Lord of La Tour
- Reign: 1423-1461
- Predecessor: Bertrand IV
- Successor: Bertrand VI

Count of Auvergne and Boulogne
- Reign: 1437-1461
- Predecessor: Marie I
- Successor: Bertrand VI
- Born: c. 1400
- Died: 20th of March 1461
- Spouse: Jacquette du Peschin
- Issue: Bertrand Isabelle Godefroi Gabrielle Louise
- House: House of La Tour d'Auvergne
- Father: Bertrand IV of La Tour
- Mother: Marie I

= Bertrand V of La Tour =

Bertrand V (c. 1400 – 20 March 1461) was lord of La Tour from 1423 and count of Auvergne and Boulogne from 1437 until his death.

== Life ==
In 1423, Bertrand succeeded his father, Bertrand IV, as lord of La Tour.

In 1437, Bertrand succeeded his mother, Marie I, as count of Auvergne and Boulogne.

Bertrand died on 20 March 1461. His first-born son, Bertrand VI, succeeded him in his titles.

EXERCISE INSTRUCTIONS: Extend the article on Bertrand V of La Tour, picking up after its last sentence.

Element box annotations
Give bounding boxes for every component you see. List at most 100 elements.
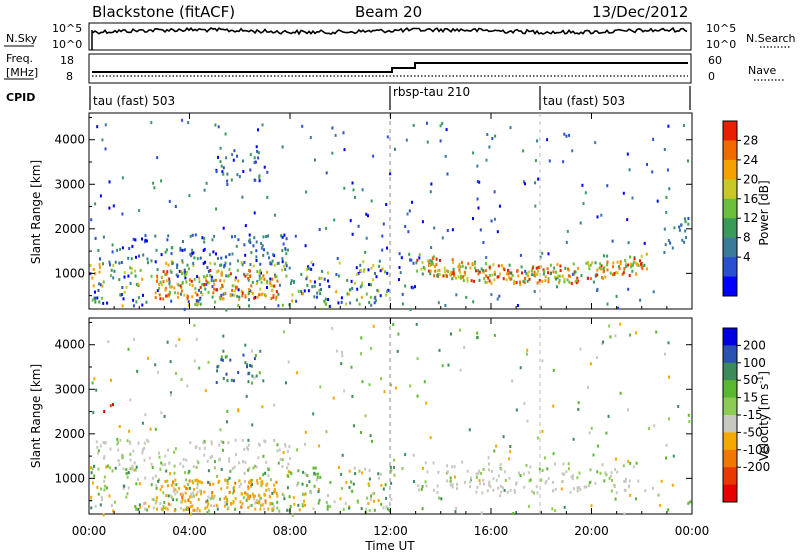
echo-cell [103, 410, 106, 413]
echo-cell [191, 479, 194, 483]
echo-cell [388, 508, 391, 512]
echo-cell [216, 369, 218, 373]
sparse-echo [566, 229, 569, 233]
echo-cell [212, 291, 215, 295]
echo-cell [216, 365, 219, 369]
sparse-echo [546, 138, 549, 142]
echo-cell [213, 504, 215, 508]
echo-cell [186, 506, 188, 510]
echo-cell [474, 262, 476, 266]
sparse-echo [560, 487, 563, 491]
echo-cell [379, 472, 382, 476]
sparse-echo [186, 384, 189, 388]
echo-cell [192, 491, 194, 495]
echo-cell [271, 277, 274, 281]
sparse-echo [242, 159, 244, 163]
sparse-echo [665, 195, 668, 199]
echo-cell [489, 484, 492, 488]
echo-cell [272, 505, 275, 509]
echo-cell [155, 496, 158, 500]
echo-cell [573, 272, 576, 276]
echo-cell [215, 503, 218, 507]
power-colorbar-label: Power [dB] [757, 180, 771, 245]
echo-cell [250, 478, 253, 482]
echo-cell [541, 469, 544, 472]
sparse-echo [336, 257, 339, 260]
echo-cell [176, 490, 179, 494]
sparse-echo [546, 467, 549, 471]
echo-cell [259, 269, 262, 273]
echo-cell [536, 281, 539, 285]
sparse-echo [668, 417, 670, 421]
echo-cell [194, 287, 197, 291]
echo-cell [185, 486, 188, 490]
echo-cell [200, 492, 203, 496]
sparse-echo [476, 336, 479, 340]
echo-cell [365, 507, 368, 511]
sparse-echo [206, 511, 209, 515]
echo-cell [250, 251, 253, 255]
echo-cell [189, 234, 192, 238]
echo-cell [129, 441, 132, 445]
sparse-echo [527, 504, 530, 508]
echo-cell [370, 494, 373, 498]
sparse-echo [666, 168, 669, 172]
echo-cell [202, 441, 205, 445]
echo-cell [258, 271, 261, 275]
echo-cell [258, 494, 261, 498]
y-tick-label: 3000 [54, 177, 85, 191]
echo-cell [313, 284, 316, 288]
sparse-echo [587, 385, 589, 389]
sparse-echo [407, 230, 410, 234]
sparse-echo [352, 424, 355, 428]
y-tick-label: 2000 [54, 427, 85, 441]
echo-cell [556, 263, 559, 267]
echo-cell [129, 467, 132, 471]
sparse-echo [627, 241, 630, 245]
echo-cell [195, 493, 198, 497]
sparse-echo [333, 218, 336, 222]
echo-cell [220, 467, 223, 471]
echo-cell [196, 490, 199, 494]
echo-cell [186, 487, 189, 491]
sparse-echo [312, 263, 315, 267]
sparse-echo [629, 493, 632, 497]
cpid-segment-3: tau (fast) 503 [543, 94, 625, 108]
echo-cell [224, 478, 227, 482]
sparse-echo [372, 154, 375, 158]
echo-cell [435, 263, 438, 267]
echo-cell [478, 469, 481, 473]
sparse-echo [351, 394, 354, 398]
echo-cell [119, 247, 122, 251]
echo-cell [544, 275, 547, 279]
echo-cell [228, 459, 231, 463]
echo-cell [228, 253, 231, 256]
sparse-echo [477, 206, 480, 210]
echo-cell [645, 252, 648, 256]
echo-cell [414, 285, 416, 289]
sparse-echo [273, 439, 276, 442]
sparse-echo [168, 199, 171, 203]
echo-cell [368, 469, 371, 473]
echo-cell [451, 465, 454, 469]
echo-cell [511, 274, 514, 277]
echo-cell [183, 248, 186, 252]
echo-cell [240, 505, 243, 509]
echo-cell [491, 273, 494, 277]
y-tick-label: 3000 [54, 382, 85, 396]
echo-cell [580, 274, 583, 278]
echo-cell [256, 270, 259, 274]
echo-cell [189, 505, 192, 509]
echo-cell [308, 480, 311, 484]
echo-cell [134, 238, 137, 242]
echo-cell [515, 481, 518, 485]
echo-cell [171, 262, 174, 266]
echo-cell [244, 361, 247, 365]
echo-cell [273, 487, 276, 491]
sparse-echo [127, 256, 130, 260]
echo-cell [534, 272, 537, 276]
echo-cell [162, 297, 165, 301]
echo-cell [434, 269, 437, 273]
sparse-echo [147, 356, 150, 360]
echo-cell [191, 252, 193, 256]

--

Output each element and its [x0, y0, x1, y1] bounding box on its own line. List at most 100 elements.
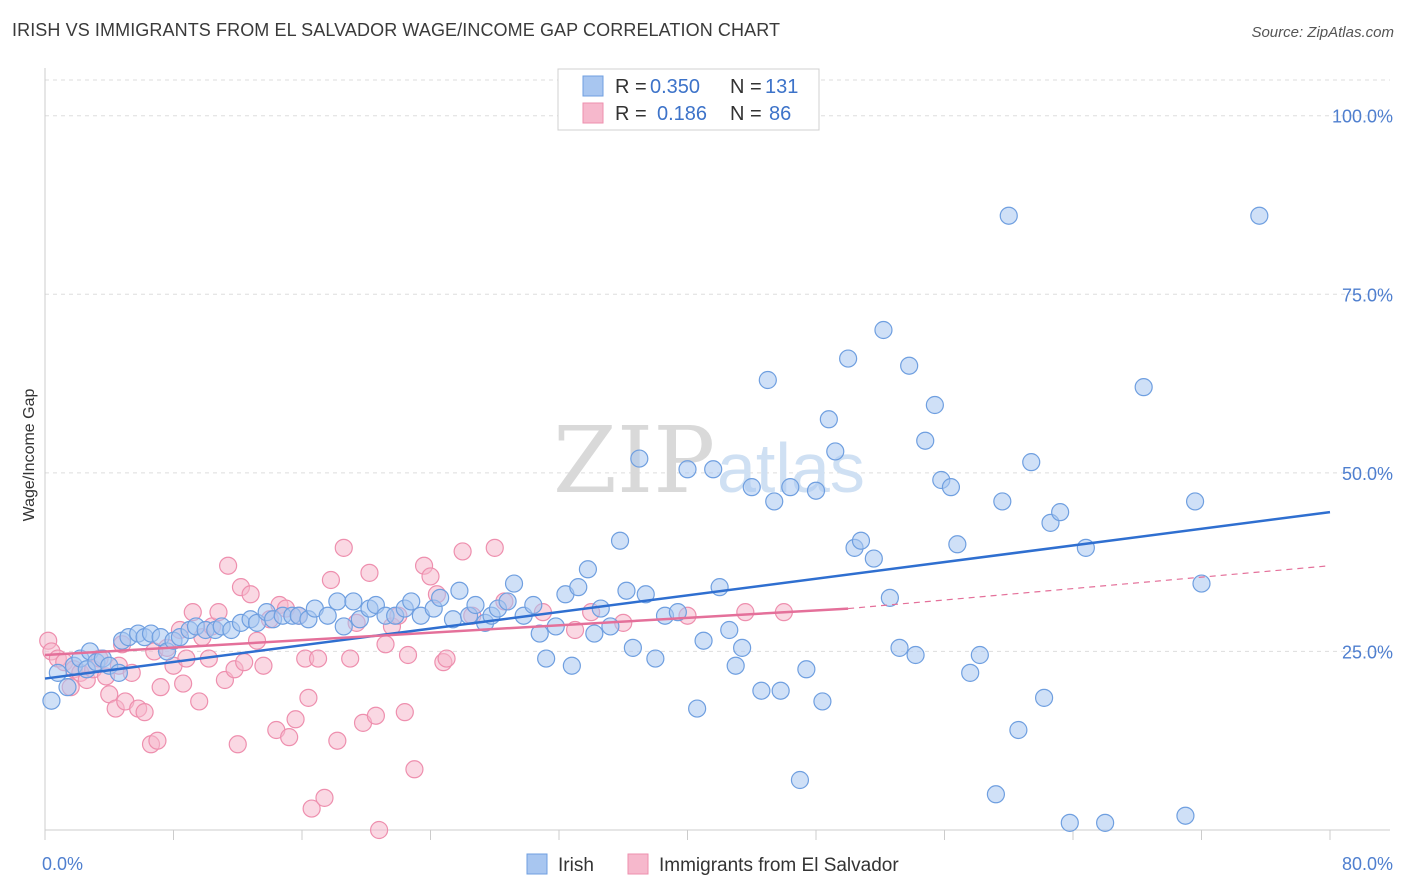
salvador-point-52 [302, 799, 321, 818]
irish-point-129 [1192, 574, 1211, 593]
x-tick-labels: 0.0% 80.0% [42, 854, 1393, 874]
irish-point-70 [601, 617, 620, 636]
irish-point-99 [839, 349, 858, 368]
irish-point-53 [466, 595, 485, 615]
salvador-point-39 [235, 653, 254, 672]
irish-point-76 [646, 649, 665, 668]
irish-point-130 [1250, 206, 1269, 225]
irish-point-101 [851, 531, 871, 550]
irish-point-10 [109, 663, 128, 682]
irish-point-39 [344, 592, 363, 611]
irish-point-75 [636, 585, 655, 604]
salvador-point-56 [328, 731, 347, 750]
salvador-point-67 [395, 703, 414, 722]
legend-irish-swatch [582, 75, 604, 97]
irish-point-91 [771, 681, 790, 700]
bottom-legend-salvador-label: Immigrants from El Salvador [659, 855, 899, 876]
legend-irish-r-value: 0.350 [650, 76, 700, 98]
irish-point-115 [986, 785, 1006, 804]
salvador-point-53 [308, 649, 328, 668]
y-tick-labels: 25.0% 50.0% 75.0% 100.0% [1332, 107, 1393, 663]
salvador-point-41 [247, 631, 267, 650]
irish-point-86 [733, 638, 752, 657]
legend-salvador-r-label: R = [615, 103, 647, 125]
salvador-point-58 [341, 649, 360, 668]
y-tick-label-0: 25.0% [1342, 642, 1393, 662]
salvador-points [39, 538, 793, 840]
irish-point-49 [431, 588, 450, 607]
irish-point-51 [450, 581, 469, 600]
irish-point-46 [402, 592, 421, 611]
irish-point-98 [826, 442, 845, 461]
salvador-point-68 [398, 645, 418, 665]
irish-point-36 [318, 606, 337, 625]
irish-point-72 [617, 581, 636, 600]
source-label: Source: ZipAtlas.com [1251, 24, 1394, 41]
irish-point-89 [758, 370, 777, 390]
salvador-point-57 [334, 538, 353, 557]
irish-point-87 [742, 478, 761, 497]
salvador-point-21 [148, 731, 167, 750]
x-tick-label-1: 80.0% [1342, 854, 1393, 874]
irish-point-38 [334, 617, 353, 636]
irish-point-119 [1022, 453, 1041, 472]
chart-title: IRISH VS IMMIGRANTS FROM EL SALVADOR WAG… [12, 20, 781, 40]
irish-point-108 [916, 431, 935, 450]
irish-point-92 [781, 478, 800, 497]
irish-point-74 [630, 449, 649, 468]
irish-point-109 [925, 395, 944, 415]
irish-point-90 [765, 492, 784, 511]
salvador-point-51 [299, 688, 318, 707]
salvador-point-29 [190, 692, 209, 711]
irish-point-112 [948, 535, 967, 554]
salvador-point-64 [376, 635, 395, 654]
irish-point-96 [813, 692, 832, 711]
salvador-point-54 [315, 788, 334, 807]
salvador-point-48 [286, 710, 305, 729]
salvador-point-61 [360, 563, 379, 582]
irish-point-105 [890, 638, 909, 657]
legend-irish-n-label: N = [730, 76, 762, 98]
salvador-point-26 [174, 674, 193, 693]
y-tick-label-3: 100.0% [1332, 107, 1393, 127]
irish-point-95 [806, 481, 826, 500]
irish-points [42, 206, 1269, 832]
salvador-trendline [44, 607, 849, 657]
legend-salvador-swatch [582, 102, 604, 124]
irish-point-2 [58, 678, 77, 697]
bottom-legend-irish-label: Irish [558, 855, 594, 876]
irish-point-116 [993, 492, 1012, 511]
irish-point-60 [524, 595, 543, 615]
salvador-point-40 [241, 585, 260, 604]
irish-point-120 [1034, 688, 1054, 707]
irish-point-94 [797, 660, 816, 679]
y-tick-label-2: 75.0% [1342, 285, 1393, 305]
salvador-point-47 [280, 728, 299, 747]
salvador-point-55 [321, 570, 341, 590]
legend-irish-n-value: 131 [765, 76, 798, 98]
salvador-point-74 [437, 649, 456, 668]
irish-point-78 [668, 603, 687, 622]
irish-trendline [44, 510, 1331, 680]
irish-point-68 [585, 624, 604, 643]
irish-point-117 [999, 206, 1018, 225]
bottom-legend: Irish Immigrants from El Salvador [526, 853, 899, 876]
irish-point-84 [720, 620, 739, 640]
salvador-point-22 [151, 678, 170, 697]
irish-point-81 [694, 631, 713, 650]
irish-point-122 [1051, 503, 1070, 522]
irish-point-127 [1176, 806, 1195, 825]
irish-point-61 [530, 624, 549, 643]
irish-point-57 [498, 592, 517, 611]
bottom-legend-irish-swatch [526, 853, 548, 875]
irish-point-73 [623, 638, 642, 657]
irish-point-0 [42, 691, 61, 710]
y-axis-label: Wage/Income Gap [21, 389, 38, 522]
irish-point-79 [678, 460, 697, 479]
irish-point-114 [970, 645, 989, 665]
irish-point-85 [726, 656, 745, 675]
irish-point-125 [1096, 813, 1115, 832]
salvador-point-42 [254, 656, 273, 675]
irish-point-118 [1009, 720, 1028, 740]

TASK ANSWER:
== Family and issue ==
In 1416, Betrand married Jacquette du Peschin, daughter of Louis, lord of Peschin, and Yseul of Sens-Beaujeu. Jacquette died after her husband, in 1473. They had six children:

- Bertrand (1417 - 1497), count of Auvergne and Boulogne;
- Gabrielle (c. 1420 - 1474), married in 1442 with Louis de Bourbon, count of Montpensier and dauphin of Auvergne;
- Isabelle (d. 1488), married in 1450 to William, Viscount of Limoges, and in 1457 to Amanieu of Albret;
- Louise (d. 1469), married in 1456 to Jean de Créquy;
- Blanche (d. 1472), abbess of Cusset;
- Godfrey (d. 1469), lord of Montgascon.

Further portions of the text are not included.